## RAW RECORDS

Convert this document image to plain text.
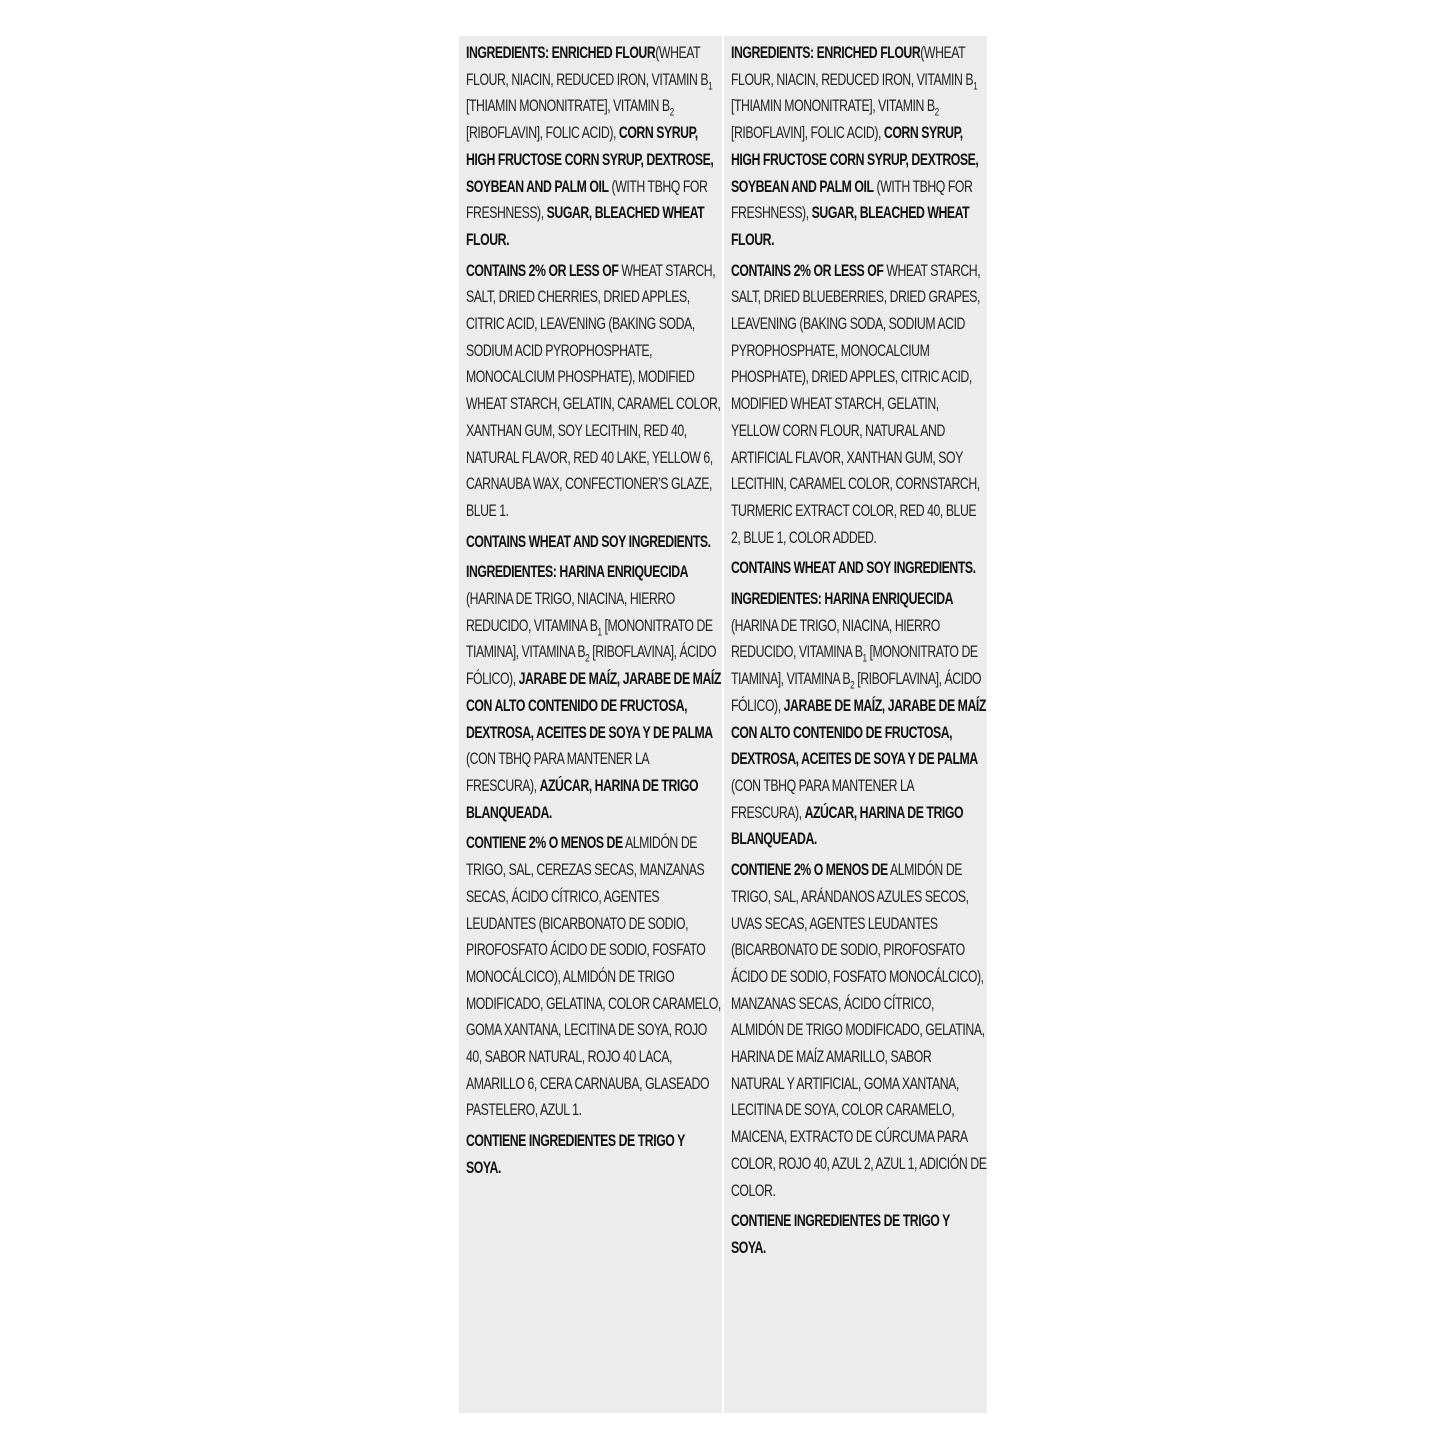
INGREDIENTS: ENRICHED FLOUR(WHEAT FLOUR, NIACIN, REDUCED IRON, VITAMIN $B_1$ [THIAMIN MONONITRATE], VITAMIN $B_2$ [RIBOFLAVIN], FOLIC ACID), CORN SYRUP, HIGH FRUCTOSE CORN SYRUP, DEXTROSE, SOYBEAN AND PALM OIL (WITH TBHQ FOR FRESHNESS), SUGAR, BLEACHED WHEAT FLOUR.
CONTAINS 2% OR LESS OF WHEAT STARCH, SALT, DRIED CHERRIES, DRIED APPLES, CITRIC ACID, LEAVENING (BAKING SODA, SODIUM ACID PYROPHOSPHATE, MONOCALCIUM PHOSPHATE), MODIFIED WHEAT STARCH, GELATIN, CARAMEL COLOR, XANTHAN GUM, SOY LECITHIN, RED 40, NATURAL FLAVOR, RED 40 LAKE, YELLOW 6, CARNAUBA WAX, CONFECTIONER’S GLAZE, BLUE 1.
CONTAINS WHEAT AND SOY INGREDIENTS.
INGREDIENTES: HARINA ENRIQUECIDA (HARINA DE TRIGO, NIACINA, HIERRO REDUCIDO, VITAMINA $B_1$ [MONONITRATO DE TIAMINA], VITAMINA $B_2$ [RIBOFLAVINA], ÁCIDO FÓLICO), JARABE DE MAÍZ, JARABE DE MAÍZ CON ALTO CONTENIDO DE FRUCTOSA, DEXTROSA, ACEITES DE SOYA Y DE PALMA (CON TBHQ PARA MANTENER LA FRESCURA), AZÚCAR, HARINA DE TRIGO BLANQUEADA.
CONTIENE 2% O MENOS DE ALMIDÓN DE TRIGO, SAL, CEREZAS SECAS, MANZANAS SECAS, ÁCIDO CÍTRICO, AGENTES LEUDANTES (BICARBONATO DE SODIO, PIROFOSFATO ÁCIDO DE SODIO, FOSFATO MONOCÁLCICO), ALMIDÓN DE TRIGO MODIFICADO, GELATINA, COLOR CARAMELO, GOMA XANTANA, LECITINA DE SOYA, ROJO 40, SABOR NATURAL, ROJO 40 LACA, AMARILLO 6, CERA CARNAUBA, GLASEADO PASTELERO, AZUL 1.
CONTIENE INGREDIENTES DE TRIGO Y SOYA.
INGREDIENTS: ENRICHED FLOUR(WHEAT FLOUR, NIACIN, REDUCED IRON, VITAMIN $B_1$ [THIAMIN MONONITRATE], VITAMIN $B_2$ [RIBOFLAVIN], FOLIC ACID), CORN SYRUP, HIGH FRUCTOSE CORN SYRUP, DEXTROSE, SOYBEAN AND PALM OIL (WITH TBHQ FOR FRESHNESS), SUGAR, BLEACHED WHEAT FLOUR.
CONTAINS 2% OR LESS OF WHEAT STARCH, SALT, DRIED BLUEBERRIES, DRIED GRAPES, LEAVENING (BAKING SODA, SODIUM ACID PYROPHOSPHATE, MONOCALCIUM PHOSPHATE), DRIED APPLES, CITRIC ACID, MODIFIED WHEAT STARCH, GELATIN, YELLOW CORN FLOUR, NATURAL AND ARTIFICIAL FLAVOR, XANTHAN GUM, SOY LECITHIN, CARAMEL COLOR, CORNSTARCH, TURMERIC EXTRACT COLOR, RED 40, BLUE 2, BLUE 1, COLOR ADDED.
CONTAINS WHEAT AND SOY INGREDIENTS.
INGREDIENTES: HARINA ENRIQUECIDA (HARINA DE TRIGO, NIACINA, HIERRO REDUCIDO, VITAMINA $B_1$ [MONONITRATO DE TIAMINA], VITAMINA $B_2$ [RIBOFLAVINA], ÁCIDO FÓLICO), JARABE DE MAÍZ, JARABE DE MAÍZ CON ALTO CONTENIDO DE FRUCTOSA, DEXTROSA, ACEITES DE SOYA Y DE PALMA (CON TBHQ PARA MANTENER LA FRESCURA), AZÚCAR, HARINA DE TRIGO BLANQUEADA.
CONTIENE 2% O MENOS DE ALMIDÓN DE TRIGO, SAL, ARÁNDANOS AZULES SECOS, UVAS SECAS, AGENTES LEUDANTES (BICARBONATO DE SODIO, PIROFOSFATO ÁCIDO DE SODIO, FOSFATO MONOCÁLCICO), MANZANAS SECAS, ÁCIDO CÍTRICO, ALMIDÓN DE TRIGO MODIFICADO, GELATINA, HARINA DE MAÍZ AMARILLO, SABOR NATURAL Y ARTIFICIAL, GOMA XANTANA, LECITINA DE SOYA, COLOR CARAMELO, MAICENA, EXTRACTO DE CÚRCUMA PARA COLOR, ROJO 40, AZUL 2, AZUL 1, ADICIÓN DE COLOR.
CONTIENE INGREDIENTES DE TRIGO Y SOYA.
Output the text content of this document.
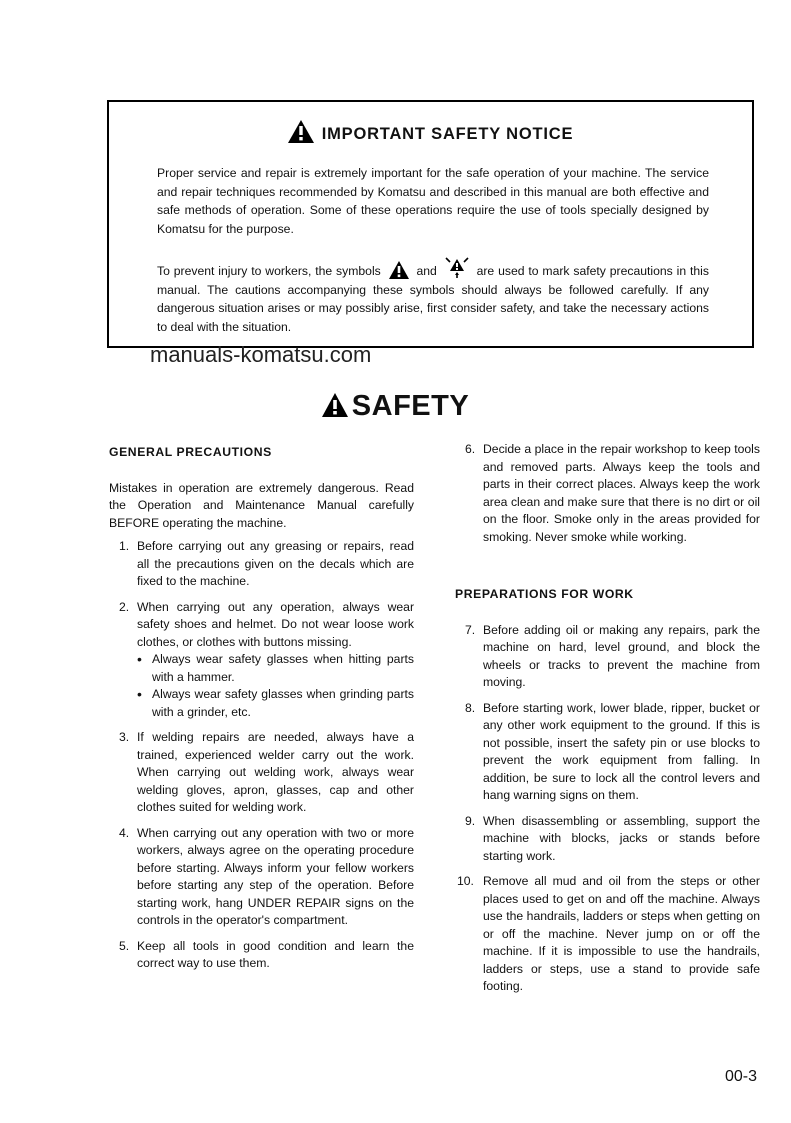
IMPORTANT SAFETY NOTICE

Proper service and repair is extremely important for the safe operation of your machine. The service and repair techniques recommended by Komatsu and described in this manual are both effective and safe methods of operation. Some of these operations require the use of tools specially designed by Komatsu for the purpose.

To prevent injury to workers, the symbols	and	are used to mark safety precautions in this manual. The cautions accompanying these symbols should always be followed carefully. If any dangerous situation arises or may possibly arise, first consider safety, and take the necessary actions to deal with the situation.

manuals-komatsu.com
SAFETY
GENERAL PRECAUTIONS

Mistakes in operation are extremely dangerous. Read the Operation and Maintenance Manual carefully BEFORE operating the machine.

1. Before carrying out any greasing or repairs, read all the precautions given on the decals which are fixed to the machine.
2. When carrying out any operation, always wear safety shoes and helmet. Do not wear loose work clothes, or clothes with buttons missing.
• Always wear safety glasses when hitting parts with a hammer.
• Always wear safety glasses when grinding parts with a grinder, etc.
3. If welding repairs are needed, always have a trained, experienced welder carry out the work. When carrying out welding work, always wear welding gloves, apron, glasses, cap and other clothes suited for welding work.
4. When carrying out any operation with two or more workers, always agree on the operating procedure before starting. Always inform your fellow workers before starting any step of the operation. Before starting work, hang UNDER REPAIR signs on the controls in the operator's compartment.
5. Keep all tools in good condition and learn the correct way to use them.
6. Decide a place in the repair workshop to keep tools and removed parts. Always keep the tools and parts in their correct places. Always keep the work area clean and make sure that there is no dirt or oil on the floor. Smoke only in the areas provided for smoking. Never smoke while working.
PREPARATIONS FOR WORK
7. Before adding oil or making any repairs, park the machine on hard, level ground, and block the wheels or tracks to prevent the machine from moving.
8. Before starting work, lower blade, ripper, bucket or any other work equipment to the ground. If this is not possible, insert the safety pin or use blocks to prevent the work equipment from falling. In addition, be sure to lock all the control levers and hang warning signs on them.
9. When disassembling or assembling, support the machine with blocks, jacks or stands before starting work.
10. Remove all mud and oil from the steps or other places used to get on and off the machine. Always use the handrails, ladders or steps when getting on or off the machine. Never jump on or off the machine. If it is impossible to use the handrails, ladders or steps, use a stand to provide safe footing.
00-3
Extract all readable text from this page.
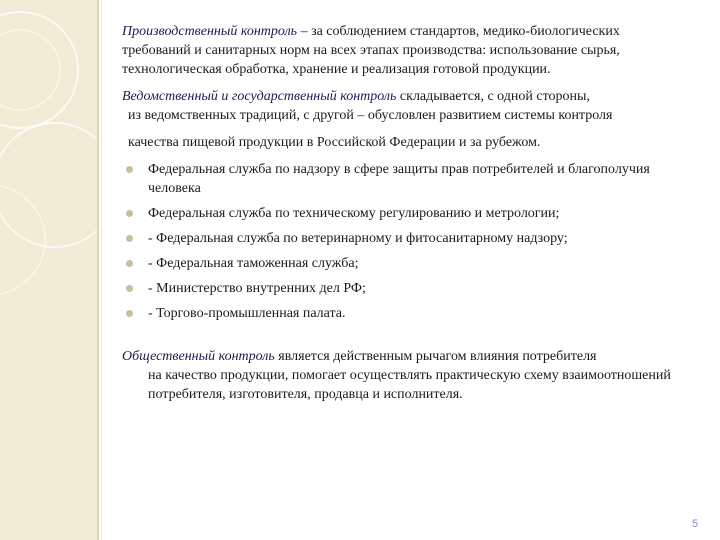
Производственный контроль – за соблюдением стандартов, медико-биологических требований и санитарных норм на всех этапах производства: использование сырья, технологическая обработка, хранение и реализация готовой продукции.

Ведомственный и государственный контроль складывается, с одной стороны,
из ведомственных традиций, с другой – обусловлен развитием системы контроля

качества пищевой продукции в Российской Федерации и за рубежом.

Федеральная служба по надзору в сфере защиты прав потребителей и благополучия человека
Федеральная служба по техническому регулированию и метрологии;
- Федеральная служба по ветеринарному и фитосанитарному надзору;
- Федеральная таможенная служба;
- Министерство внутренних дел РФ;
- Торгово-промышленная палата.

Общественный контроль является действенным рычагом влияния потребителя
на качество продукции, помогает осуществлять практическую схему взаимоотношений потребителя, изготовителя, продавца и исполнителя.

5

## TASK PROMPT
Pick up at the line that holds "Extract all readable text from this page." and restate each line, word for word, through the last line of the entries. Include both end lines but none of the pictures.

## COMPLETED TASK
Extract all readable text from this page.
Производственный контроль – за соблюдением стандартов, медико-биологических требований и санитарных норм на всех этапах производства: использование сырья, технологическая обработка, хранение и реализация готовой продукции.

Ведомственный и государственный контроль складывается, с одной стороны,
из ведомственных традиций, с другой – обусловлен развитием системы контроля

качества пищевой продукции в Российской Федерации и за рубежом.

Федеральная служба по надзору в сфере защиты прав потребителей и благополучия человека
Федеральная служба по техническому регулированию и метрологии;
- Федеральная служба по ветеринарному и фитосанитарному надзору;
- Федеральная таможенная служба;
- Министерство внутренних дел РФ;
- Торгово-промышленная палата.

Общественный контроль является действенным рычагом влияния потребителя
на качество продукции, помогает осуществлять практическую схему взаимоотношений потребителя, изготовителя, продавца и исполнителя.

5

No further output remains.